== Texte ==

Pour écarter une candidature, il faut de bonnes raisons. Ecarter une entreprise en s’appuyant sur le seul fait de ses manquements lors de l’exécution de précédents marchés est illégal. Une entreprise ne peut être condamnée indéfiniment au bagne. Chacun peut s’améliorer et devrait avoir le droit à une nouvelle chance (1). Le juge des référés du TA de Cayenne a voulu le rappeler le 16 juin dernier dans un litige opposant une société de travaux au ministère de la Défense pour deux marchés de rénovation. Il avait annulé deux décisions du directeur de l’infrastructure de la défense à Cayenne rejetant la candidature de la société Multi Travaux Guyane (MTG) parce que le pouvoir adjudicateur n’avait pas pris en compte les garanties nouvelles présentées par l’entreprise par rapport aux anciens contrats. Sauf que le juge n’a pas recherché si ces manquements étaient susceptibles d’avoir lésé la société MTG ou risquaient de la léser. Erreur fatale. La haute juridiction a annulé ses deux ordonnances (2).

Redressement judiciaire

Le manquement des services de l’Etat est incontestable, mais il n’a pas ici lésé l’entreprise pour la seule et bonne raison que cette société n’avait pas le droit de candidater aux marchés à l’époque où la consultation a été lancée… La combinaison des dispositions des articles 8 et 38 de l’ordonnance du 6 juin 2005 relative aux marchés passés par certaines personnes non soumises au code des marchés publics, reprises dans le code des marchés publics aux articles 43 et 52, limite l’action d’une entreprise placée en redressement judiciaire. « Une société en redressement judiciaire n'est pas recevable à soumissionner à un marché dont l'exécution s'étend au-delà de la période d'observation admise par le jugement l'autorisant à poursuivre son activité », ont ainsi indiqué les juges du Palais-Royal. L’article 8 de l’ordonnance de 2005 prévoit en effet que les personnes admises à la procédure de redressement judiciaire instituée par l’article L631-1 du code de commerce « doivent justifier qu’elles ont été habilités à poursuivre leurs activités pendant la durée prévisible d’exécution du marché ».

===
== Extrait de données ==

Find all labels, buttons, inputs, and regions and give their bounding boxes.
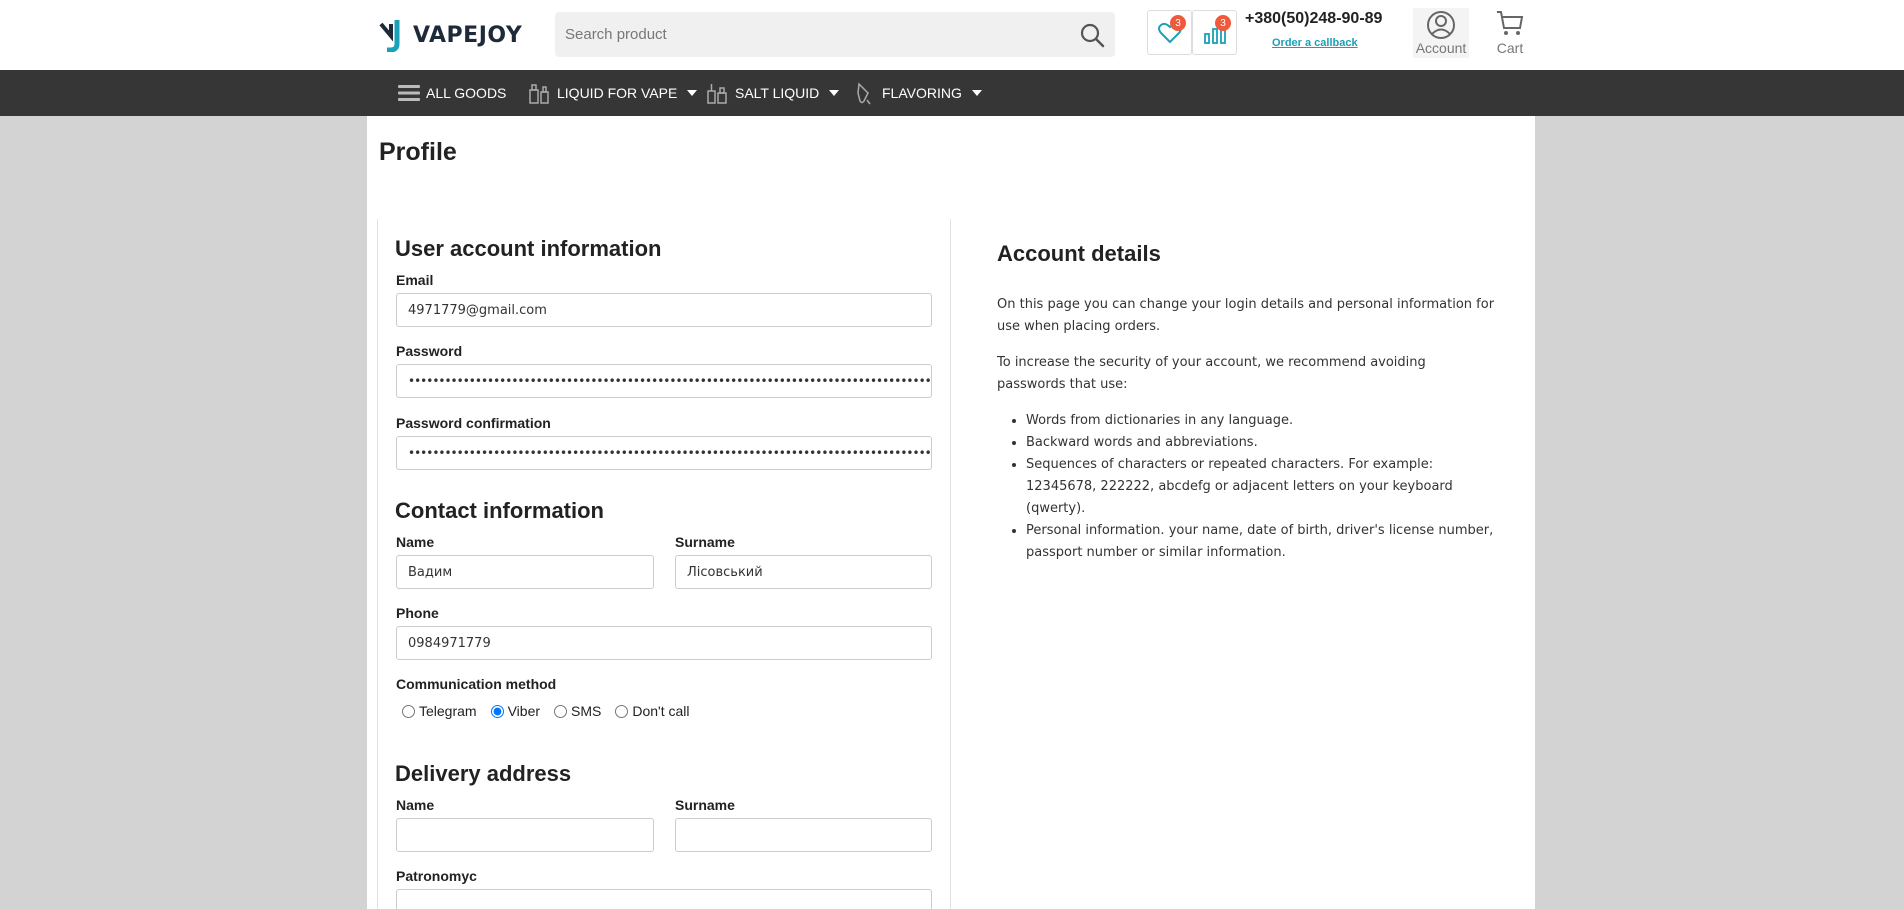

===

■ Problèmes à résoudre ■
1/ Répondez à ces questions sur le texte consacré au rejet d'une candidature à des marchés publics :
(a) Quel juge a rendu la décision du 16 juin ?
(b) Quelle société a vu sa candidature écartée par le directeur de l'infrastructure de la défense à Cayenne ?
(c) Selon l'article 8 de l'ordonnance de 2005, de quoi les personnes admises à la procédure de redressement judiciaire doivent-elles justifier ?
2/ Résumez en deux phrases le texte consacré au rejet d'une candidature à des marchés publics.
3/ Rédigez la suite du texte consacré au rejet d'une candidature à des marchés publics, à partir de sa dernière phrase.

■ Réponses ci-dessous ■
1/
(a) Le juge des référés du TA de Cayenne.
(b) La société Multi Travaux Guyane (MTG).
(c) Elles doivent justifier qu'elles ont été habilitées à poursuivre leurs activités pendant la durée prévisible d'exécution du marché.

2/ Le juge des référés du TA de Cayenne avait annulé deux décisions rejetant la candidature de la société MTG à des marchés de rénovation du ministère de la Défense, mais la haute juridiction a annulé ses ordonnances, car il n'avait pas recherché si ces manquements avaient pu léser l'entreprise. Or le manquement des services de l'État n'a pas lésé la société, puisqu'une entreprise en redressement judiciaire ne peut soumissionner à un marché dont l'exécution s'étend au-delà de la période d'observation admise par le jugement l'autorisant à poursuivre son activité.

3/
Dans le contentieux guyanais, l’entreprise avait été placée en redressement judiciaire jusqu’au 23 mars 2010. Les travaux, objet de la consultation, ne devaient débuter qu’au mois de juin suivant, « soit après la fin de la période d’observation » ont toutefois relevé les juges. Mais l’avis d’appel public à la concurrence avait été, lui, lancé le 1er mars 2010… Conclusion : « la société MTG, qui n'était pas recevable à soumissionner au marché litigieux, n'était pas susceptible d'être lésée ou de risquer d'être lésée par l'irrégularité qu'elle invoque ». Une entreprise peut essayer de démontrer qu’elle a amélioré son service par rapport à de précédents contrats, encore faut-il qu’elle démontre également qu’elle aura les mains libres d’exécuter le marché après accord du tribunal de commerce.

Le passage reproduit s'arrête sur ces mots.